REQUIREMENT:
Repeat exactly the lines from the line containing "Output the underlying" to the last line of the listing, including both.

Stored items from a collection
□ □ □

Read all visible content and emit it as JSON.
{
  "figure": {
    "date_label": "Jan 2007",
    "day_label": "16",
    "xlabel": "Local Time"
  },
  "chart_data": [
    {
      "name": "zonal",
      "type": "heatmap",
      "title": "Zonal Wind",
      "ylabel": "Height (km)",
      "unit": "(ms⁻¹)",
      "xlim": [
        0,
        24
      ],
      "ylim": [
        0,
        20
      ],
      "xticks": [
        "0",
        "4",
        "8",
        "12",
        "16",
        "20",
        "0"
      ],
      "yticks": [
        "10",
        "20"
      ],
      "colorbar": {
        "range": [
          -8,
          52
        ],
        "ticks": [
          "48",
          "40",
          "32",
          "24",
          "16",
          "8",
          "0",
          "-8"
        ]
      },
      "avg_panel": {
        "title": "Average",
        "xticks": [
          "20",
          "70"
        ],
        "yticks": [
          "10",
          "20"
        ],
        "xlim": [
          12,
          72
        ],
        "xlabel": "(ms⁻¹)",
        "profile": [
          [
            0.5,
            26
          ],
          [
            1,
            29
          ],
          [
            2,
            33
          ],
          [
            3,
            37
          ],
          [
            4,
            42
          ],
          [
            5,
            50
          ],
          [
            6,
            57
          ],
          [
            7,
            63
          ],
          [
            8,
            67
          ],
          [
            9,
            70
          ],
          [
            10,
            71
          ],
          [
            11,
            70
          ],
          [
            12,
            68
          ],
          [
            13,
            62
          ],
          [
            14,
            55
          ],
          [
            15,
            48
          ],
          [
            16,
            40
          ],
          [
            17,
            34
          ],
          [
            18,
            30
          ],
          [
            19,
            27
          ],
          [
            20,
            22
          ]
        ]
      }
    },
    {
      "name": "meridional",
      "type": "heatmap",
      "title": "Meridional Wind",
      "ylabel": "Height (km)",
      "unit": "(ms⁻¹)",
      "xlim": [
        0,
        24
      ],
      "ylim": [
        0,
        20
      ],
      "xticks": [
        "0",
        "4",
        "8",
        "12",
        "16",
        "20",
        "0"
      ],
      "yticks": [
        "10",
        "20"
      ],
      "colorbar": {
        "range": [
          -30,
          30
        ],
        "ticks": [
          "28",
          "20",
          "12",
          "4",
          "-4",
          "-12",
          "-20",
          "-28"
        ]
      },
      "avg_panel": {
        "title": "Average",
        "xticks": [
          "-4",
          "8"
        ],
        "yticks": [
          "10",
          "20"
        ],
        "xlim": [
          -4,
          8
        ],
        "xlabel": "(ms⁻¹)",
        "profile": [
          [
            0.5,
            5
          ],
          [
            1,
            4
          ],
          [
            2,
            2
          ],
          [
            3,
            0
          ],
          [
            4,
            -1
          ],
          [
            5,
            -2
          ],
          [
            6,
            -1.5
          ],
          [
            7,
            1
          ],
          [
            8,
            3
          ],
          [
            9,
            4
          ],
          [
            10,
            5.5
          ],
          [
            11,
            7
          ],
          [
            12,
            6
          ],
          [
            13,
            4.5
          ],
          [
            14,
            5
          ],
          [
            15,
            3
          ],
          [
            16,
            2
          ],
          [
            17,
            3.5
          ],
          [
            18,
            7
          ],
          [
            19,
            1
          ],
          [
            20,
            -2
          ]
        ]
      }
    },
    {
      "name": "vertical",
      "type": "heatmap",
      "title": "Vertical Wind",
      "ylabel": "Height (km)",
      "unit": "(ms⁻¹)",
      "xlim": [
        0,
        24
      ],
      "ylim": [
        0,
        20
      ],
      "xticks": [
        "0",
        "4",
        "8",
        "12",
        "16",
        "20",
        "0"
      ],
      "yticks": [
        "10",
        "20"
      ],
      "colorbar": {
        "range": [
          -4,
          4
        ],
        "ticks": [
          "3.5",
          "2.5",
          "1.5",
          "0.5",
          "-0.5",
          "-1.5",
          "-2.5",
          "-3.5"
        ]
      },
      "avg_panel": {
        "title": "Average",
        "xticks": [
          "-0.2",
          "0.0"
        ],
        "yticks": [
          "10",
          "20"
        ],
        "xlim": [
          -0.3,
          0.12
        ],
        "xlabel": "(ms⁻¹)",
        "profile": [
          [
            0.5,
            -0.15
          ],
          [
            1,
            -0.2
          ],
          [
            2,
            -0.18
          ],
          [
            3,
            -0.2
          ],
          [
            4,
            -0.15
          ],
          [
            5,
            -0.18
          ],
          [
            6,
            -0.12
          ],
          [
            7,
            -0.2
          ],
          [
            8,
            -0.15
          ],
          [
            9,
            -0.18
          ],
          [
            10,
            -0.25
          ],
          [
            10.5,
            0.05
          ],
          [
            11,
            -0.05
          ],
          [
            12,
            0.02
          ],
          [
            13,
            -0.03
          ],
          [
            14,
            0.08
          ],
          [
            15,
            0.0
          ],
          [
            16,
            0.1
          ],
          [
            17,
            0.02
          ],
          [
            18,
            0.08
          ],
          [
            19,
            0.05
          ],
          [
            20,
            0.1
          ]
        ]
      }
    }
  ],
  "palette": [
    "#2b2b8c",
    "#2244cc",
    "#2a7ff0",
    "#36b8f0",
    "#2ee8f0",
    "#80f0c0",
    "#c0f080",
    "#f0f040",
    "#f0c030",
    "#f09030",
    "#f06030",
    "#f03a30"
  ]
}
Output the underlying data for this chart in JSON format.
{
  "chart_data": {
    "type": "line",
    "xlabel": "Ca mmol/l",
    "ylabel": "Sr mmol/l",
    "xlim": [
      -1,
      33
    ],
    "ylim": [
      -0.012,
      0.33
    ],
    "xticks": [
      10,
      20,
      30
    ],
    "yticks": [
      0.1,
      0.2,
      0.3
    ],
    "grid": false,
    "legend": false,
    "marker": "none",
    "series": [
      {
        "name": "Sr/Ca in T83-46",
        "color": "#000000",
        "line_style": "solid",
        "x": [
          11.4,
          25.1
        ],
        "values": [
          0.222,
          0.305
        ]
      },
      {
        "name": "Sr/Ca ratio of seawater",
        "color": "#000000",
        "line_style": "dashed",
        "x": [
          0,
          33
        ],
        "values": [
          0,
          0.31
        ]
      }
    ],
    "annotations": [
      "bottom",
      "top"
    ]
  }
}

□ □ □

EXERCISE SOLUTION:
Output the underlying data for this chart in JSON format.
{
  "chart_data": {
    "type": "line",
    "xlabel": "Ca mmol/l",
    "ylabel": "Sr mmol/l",
    "xlim": [
      -1,
      33
    ],
    "ylim": [
      -0.012,
      0.33
    ],
    "xticks": [
      10,
      20,
      30
    ],
    "yticks": [
      0.1,
      0.2,
      0.3
    ],
    "grid": false,
    "legend": false,
    "marker": "none",
    "series": [
      {
        "name": "Sr/Ca in T83-46",
        "color": "#000000",
        "line_style": "solid",
        "x": [
          11.4,
          25.1
        ],
        "values": [
          0.222,
          0.305
        ]
      },
      {
        "name": "Sr/Ca ratio of seawater",
        "color": "#000000",
        "line_style": "dashed",
        "x": [
          0,
          33
        ],
        "values": [
          0,
          0.31
        ]
      }
    ],
    "annotations": [
      "bottom",
      "top"
    ]
  }
}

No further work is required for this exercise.